═════ INPUT DATA ═════

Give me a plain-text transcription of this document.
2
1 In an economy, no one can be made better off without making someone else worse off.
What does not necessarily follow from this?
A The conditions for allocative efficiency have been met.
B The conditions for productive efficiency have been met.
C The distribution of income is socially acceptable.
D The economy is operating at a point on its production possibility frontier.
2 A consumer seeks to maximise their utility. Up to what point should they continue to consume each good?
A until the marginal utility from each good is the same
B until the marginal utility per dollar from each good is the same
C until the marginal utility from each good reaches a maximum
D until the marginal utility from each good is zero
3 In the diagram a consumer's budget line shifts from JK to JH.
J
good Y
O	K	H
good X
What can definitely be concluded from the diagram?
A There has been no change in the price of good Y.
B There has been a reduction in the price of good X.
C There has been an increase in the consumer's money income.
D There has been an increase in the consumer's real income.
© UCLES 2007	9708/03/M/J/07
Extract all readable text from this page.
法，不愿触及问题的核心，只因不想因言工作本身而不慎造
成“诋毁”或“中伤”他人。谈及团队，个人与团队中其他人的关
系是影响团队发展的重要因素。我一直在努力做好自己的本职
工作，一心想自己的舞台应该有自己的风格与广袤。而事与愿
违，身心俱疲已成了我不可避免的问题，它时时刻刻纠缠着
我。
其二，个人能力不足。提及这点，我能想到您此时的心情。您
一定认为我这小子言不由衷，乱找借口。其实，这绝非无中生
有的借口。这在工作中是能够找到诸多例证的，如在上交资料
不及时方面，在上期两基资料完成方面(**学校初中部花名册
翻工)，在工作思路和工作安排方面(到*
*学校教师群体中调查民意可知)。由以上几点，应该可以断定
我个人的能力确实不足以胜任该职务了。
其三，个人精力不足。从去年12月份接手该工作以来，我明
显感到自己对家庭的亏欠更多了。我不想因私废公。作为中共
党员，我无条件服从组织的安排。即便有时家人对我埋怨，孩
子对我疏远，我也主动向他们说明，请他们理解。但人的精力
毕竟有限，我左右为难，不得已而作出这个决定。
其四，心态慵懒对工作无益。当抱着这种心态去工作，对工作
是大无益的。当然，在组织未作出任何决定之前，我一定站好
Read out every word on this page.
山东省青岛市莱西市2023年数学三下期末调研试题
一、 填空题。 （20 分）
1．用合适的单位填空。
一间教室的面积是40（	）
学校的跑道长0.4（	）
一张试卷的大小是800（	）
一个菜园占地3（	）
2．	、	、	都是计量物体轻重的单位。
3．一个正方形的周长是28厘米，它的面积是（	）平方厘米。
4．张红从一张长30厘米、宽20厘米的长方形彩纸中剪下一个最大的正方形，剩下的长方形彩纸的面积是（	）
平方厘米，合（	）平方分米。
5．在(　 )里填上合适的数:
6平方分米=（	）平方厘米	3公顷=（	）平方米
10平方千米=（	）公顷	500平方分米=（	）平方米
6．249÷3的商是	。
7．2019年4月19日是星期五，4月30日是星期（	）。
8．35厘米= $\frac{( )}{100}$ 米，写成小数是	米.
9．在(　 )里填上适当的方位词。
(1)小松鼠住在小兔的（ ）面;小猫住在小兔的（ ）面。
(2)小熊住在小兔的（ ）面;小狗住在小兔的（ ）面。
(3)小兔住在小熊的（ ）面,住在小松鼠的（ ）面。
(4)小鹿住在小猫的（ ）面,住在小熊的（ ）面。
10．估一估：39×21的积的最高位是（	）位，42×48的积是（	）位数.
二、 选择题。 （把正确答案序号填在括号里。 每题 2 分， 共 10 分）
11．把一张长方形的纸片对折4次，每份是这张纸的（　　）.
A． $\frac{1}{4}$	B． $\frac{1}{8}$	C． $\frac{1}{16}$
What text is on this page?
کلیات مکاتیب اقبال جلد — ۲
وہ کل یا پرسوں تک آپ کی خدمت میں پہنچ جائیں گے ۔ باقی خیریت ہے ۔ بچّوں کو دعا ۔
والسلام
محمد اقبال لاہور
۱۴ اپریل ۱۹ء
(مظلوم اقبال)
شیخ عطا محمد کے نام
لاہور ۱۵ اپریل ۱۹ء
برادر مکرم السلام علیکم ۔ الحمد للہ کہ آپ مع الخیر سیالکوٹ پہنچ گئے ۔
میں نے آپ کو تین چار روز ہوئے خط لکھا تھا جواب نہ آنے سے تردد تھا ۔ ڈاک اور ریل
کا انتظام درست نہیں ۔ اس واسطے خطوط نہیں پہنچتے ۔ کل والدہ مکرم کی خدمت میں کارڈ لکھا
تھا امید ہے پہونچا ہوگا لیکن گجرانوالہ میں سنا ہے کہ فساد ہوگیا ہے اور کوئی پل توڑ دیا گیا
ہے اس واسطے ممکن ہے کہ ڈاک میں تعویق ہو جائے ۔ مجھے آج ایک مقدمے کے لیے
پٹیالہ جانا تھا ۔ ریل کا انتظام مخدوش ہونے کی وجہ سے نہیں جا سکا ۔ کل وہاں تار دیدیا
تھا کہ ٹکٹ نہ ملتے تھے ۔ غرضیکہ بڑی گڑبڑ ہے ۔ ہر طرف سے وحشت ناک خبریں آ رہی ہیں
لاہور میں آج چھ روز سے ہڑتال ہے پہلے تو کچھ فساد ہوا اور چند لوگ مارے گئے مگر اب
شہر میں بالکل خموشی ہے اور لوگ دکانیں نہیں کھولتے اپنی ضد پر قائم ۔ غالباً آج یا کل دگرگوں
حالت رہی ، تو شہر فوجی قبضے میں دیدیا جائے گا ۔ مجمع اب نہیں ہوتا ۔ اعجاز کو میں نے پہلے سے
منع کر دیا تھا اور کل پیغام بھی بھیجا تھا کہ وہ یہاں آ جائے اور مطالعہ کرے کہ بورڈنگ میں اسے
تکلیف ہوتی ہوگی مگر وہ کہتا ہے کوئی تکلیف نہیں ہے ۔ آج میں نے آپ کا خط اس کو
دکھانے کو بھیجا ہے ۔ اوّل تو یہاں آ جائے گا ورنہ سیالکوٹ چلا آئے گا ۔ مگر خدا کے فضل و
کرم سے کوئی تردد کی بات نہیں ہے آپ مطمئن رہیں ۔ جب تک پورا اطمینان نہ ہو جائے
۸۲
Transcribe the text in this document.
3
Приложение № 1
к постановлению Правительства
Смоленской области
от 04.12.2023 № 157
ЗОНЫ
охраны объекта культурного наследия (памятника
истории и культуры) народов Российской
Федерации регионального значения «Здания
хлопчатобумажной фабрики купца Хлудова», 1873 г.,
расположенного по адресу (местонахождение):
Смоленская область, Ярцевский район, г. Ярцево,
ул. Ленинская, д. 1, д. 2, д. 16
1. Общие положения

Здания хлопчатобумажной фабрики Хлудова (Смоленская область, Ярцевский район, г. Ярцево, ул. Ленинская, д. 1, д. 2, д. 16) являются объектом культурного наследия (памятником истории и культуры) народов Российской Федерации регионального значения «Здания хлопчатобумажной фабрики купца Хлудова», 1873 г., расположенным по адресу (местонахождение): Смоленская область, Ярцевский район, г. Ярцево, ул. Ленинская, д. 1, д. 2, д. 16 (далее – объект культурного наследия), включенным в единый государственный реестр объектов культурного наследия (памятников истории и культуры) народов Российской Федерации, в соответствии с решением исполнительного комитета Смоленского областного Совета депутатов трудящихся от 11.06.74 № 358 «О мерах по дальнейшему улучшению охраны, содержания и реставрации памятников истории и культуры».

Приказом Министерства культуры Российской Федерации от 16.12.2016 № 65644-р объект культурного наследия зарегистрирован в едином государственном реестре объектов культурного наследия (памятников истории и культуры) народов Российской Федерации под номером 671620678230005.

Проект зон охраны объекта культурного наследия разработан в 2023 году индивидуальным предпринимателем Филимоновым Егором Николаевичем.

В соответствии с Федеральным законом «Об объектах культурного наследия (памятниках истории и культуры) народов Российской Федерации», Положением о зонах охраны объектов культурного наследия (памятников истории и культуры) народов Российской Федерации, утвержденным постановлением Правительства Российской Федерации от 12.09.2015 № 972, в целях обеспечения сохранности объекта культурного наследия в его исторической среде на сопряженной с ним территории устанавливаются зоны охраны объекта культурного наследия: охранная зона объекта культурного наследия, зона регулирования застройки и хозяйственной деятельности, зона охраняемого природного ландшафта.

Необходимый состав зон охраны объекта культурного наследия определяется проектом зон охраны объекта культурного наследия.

═════

From the data above, copy each line that has the string "لکھا".

TASK ANSWER -
میں نے آپ کو تین چار روز ہوئے خط لکھا تھا جواب نہ آنے سے تردد تھا ۔ ڈاک اور ریل
کا انتظام درست نہیں ۔ اس واسطے خطوط نہیں پہنچتے ۔ کل والدہ مکرم کی خدمت میں کارڈ لکھا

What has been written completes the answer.